Go through the records and extract every line with the word "name".

(Extracts from a graphics dataset)
□ □ □ □
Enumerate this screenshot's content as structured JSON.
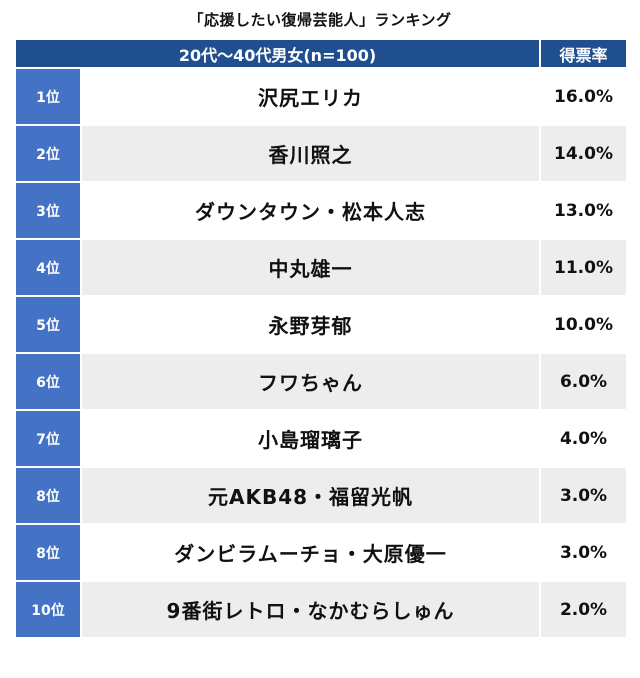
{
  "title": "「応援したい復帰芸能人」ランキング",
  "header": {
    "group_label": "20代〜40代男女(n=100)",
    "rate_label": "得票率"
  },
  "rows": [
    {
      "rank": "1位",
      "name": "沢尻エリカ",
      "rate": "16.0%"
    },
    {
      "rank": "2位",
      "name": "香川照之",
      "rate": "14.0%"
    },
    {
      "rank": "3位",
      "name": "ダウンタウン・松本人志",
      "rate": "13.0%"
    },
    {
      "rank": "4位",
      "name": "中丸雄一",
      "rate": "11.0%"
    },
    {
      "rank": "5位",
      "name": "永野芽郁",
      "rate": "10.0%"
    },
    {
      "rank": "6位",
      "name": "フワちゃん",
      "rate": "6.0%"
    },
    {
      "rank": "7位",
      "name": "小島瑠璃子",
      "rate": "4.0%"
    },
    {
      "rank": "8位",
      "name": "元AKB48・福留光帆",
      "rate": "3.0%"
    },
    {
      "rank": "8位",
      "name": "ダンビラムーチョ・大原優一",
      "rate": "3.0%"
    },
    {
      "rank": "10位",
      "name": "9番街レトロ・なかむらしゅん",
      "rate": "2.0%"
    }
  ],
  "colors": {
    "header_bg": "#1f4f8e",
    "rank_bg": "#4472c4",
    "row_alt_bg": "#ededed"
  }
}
□ □ □ □
◆ Result of this task:
      "name": "沢尻エリカ",
      "name": "香川照之",
      "name": "ダウンタウン・松本人志",
      "name": "中丸雄一",
      "name": "永野芽郁",
      "name": "フワちゃん",
      "name": "小島瑠璃子",
      "name": "元AKB48・福留光帆",
      "name": "ダンビラムーチョ・大原優一",
      "name": "9番街レトロ・なかむらしゅん",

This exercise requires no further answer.